**A block of data**
▶

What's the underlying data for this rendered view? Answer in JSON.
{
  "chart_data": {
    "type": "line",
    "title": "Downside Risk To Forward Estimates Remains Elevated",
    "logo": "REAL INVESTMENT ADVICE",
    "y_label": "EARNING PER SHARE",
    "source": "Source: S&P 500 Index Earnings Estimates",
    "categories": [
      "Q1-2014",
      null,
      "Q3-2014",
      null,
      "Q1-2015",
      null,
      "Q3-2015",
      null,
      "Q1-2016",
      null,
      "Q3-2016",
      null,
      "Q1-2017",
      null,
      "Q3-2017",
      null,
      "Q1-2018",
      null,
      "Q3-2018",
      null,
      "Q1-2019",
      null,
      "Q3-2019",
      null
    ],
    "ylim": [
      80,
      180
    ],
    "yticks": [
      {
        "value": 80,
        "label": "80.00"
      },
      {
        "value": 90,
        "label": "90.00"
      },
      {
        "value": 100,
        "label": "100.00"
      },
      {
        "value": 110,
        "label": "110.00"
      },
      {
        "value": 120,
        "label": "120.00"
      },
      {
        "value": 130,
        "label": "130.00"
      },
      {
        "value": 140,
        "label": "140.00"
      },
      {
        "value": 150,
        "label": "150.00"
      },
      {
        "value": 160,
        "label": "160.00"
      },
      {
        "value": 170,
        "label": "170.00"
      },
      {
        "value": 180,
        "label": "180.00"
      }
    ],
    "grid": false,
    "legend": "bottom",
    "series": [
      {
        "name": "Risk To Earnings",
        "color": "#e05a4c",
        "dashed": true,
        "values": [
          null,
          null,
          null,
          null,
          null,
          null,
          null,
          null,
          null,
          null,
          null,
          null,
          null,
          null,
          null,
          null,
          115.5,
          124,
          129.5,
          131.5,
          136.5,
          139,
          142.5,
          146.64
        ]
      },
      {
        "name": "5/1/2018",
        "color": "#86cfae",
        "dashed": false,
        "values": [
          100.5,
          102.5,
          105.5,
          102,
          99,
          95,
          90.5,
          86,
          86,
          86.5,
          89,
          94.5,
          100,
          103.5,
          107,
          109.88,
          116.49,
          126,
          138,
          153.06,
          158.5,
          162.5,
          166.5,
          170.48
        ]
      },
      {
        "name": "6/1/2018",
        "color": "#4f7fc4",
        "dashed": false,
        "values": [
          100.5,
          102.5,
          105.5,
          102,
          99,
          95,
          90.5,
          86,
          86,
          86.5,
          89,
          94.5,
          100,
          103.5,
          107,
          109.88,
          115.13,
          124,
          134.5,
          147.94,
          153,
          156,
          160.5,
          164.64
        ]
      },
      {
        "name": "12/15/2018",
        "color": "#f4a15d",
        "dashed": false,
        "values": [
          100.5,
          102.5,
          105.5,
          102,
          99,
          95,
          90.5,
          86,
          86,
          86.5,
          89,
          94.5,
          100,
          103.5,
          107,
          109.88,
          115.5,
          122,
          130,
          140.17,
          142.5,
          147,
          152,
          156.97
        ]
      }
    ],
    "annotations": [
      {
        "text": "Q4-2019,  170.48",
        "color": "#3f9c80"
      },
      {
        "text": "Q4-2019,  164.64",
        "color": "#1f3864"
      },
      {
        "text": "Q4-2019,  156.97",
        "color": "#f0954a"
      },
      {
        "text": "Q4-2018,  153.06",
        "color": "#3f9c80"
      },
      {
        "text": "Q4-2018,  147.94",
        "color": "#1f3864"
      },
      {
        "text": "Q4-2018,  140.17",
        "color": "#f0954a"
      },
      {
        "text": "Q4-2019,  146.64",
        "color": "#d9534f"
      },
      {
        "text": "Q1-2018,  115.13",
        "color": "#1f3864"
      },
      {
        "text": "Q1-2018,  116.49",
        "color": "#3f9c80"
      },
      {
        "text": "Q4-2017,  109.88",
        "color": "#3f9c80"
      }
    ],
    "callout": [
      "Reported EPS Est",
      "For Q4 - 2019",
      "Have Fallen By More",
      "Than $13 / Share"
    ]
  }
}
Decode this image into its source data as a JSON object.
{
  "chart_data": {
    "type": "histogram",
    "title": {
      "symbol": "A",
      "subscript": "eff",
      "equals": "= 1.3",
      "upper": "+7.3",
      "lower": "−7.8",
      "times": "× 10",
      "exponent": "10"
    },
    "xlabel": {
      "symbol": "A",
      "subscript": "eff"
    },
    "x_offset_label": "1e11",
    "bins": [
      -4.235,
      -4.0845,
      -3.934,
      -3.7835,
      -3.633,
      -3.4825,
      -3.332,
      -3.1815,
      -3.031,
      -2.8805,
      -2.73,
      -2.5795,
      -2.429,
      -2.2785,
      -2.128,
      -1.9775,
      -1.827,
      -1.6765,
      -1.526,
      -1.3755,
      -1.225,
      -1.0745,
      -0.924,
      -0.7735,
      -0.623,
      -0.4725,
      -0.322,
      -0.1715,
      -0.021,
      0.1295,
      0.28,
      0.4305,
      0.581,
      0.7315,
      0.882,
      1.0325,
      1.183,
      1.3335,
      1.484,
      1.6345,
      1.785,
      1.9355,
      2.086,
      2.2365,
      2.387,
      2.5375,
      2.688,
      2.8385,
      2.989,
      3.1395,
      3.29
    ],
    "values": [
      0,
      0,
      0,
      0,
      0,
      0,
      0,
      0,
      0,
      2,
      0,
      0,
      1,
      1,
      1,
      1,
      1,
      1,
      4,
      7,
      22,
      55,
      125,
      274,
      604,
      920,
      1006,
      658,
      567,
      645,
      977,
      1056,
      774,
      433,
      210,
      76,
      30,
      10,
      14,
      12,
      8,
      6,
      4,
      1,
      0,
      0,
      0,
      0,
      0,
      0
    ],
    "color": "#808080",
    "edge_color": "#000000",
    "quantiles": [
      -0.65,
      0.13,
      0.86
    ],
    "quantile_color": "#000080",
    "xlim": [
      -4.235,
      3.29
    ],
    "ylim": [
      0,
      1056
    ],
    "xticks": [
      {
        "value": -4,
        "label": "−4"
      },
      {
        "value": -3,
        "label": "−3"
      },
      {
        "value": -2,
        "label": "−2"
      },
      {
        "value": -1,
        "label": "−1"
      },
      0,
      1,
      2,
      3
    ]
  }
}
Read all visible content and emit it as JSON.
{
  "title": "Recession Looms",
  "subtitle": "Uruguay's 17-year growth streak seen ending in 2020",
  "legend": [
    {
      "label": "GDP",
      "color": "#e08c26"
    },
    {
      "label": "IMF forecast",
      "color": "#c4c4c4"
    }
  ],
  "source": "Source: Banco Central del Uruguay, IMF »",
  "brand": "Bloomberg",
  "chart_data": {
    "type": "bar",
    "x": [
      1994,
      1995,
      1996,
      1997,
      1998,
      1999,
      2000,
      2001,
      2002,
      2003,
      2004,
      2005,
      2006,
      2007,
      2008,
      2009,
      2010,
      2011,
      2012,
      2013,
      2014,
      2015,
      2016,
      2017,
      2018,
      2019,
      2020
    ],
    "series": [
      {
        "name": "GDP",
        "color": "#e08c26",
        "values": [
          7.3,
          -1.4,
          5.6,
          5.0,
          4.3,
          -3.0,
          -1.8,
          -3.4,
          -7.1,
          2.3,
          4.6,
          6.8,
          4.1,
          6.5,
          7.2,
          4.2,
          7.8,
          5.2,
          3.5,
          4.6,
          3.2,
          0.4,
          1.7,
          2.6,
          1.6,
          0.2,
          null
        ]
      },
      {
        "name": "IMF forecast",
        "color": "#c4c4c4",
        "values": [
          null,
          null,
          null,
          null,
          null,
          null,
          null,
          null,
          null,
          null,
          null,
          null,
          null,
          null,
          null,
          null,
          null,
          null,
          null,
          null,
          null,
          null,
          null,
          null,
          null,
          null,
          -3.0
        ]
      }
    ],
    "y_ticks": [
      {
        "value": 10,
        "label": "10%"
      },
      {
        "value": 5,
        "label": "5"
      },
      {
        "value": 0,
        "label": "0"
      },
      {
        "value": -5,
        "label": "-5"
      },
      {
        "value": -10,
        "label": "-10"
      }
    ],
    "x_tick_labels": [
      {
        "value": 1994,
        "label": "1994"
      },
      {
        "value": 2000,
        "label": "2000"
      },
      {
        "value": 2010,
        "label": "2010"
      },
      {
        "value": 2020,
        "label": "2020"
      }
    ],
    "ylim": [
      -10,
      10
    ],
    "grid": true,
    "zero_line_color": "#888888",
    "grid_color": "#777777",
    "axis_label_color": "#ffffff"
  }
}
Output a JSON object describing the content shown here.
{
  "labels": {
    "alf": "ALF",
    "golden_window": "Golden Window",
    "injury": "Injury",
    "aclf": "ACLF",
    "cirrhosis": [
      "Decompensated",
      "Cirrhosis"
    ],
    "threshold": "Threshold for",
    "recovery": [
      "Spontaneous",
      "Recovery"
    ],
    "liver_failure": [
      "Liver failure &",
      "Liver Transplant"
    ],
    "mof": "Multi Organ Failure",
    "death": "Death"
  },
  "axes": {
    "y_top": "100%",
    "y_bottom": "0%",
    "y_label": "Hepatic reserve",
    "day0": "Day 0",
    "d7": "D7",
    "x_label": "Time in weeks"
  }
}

◀

**Your goal**
Among the lines of the data, identify those with the word "Estimates". Copy each of them.

**Result**
    "title": "Downside Risk To Forward Estimates Remains Elevated",
    "source": "Source: S&P 500 Index Earnings Estimates",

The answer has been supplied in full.